• Job: From the entries below, copy every line that holds the word "JSON".

==================================================

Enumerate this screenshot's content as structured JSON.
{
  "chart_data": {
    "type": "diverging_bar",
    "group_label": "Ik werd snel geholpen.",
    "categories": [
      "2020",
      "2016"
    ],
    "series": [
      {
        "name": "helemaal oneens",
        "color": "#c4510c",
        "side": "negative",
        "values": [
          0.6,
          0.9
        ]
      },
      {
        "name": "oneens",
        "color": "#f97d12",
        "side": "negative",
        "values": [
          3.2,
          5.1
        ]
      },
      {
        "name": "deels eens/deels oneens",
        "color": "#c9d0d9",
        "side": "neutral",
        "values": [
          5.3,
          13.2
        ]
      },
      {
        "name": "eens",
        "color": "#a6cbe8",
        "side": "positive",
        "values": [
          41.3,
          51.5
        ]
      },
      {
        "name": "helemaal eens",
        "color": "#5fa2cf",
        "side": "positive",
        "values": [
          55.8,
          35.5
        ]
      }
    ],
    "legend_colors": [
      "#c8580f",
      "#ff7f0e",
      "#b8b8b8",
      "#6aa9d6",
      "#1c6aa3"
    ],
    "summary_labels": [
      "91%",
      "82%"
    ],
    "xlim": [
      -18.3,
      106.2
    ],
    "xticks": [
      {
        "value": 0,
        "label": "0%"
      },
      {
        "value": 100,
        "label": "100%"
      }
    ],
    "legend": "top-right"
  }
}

==================================================

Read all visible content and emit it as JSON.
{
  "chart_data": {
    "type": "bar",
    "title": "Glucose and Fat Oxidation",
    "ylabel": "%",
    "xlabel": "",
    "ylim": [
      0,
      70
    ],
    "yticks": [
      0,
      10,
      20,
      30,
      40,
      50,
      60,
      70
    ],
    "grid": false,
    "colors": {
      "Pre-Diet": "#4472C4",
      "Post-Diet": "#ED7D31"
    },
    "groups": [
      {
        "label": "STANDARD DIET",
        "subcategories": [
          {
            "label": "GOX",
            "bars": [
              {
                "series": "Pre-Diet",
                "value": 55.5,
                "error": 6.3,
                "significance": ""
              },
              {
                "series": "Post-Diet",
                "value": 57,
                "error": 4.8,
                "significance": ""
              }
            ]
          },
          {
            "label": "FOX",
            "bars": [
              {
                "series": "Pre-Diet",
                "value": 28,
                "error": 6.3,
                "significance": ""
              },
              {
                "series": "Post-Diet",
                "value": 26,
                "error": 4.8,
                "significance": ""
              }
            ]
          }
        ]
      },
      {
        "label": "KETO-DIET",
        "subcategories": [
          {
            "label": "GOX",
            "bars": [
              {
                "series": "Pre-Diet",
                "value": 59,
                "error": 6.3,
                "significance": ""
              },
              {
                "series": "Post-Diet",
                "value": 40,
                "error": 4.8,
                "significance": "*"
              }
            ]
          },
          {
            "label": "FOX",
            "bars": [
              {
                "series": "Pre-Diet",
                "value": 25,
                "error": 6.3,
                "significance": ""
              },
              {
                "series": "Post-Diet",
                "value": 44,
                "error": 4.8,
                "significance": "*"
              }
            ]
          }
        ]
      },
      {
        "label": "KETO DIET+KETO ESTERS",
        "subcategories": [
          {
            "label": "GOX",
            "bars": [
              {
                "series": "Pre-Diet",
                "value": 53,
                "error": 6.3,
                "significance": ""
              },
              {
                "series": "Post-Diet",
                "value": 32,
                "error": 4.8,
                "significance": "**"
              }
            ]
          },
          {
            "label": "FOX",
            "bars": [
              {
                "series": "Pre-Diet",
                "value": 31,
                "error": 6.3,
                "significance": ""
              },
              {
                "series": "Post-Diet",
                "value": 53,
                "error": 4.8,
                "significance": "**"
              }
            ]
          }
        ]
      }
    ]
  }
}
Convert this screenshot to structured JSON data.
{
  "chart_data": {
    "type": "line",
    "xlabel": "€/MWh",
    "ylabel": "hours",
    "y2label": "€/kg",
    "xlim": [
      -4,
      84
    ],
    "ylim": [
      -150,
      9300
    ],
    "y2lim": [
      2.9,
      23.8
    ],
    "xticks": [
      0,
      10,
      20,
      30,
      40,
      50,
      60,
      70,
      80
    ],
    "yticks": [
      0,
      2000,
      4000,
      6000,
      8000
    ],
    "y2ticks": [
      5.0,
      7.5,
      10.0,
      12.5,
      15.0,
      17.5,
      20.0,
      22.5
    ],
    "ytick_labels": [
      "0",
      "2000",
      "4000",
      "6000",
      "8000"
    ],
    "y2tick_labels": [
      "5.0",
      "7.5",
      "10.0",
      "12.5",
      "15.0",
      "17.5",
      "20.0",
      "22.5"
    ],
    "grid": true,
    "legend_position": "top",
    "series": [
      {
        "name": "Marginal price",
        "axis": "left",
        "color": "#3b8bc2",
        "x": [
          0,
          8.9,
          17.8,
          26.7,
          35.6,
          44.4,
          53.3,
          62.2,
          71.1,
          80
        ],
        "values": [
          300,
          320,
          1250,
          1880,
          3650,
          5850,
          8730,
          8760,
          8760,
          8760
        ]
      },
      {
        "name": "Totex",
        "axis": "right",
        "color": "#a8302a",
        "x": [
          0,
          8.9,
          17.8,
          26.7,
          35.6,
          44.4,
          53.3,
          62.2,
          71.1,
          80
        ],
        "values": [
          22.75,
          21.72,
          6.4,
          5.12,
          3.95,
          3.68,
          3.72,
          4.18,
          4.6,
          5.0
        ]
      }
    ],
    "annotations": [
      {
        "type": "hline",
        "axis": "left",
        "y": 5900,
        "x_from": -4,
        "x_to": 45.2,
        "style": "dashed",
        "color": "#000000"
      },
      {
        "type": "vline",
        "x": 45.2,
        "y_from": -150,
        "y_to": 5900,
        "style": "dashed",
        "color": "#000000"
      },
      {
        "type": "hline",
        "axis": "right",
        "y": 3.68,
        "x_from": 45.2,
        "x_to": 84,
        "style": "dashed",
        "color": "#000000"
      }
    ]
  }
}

==================================================

• Response:
Enumerate this screenshot's content as structured JSON.
Read all visible content and emit it as JSON.
Convert this screenshot to structured JSON data.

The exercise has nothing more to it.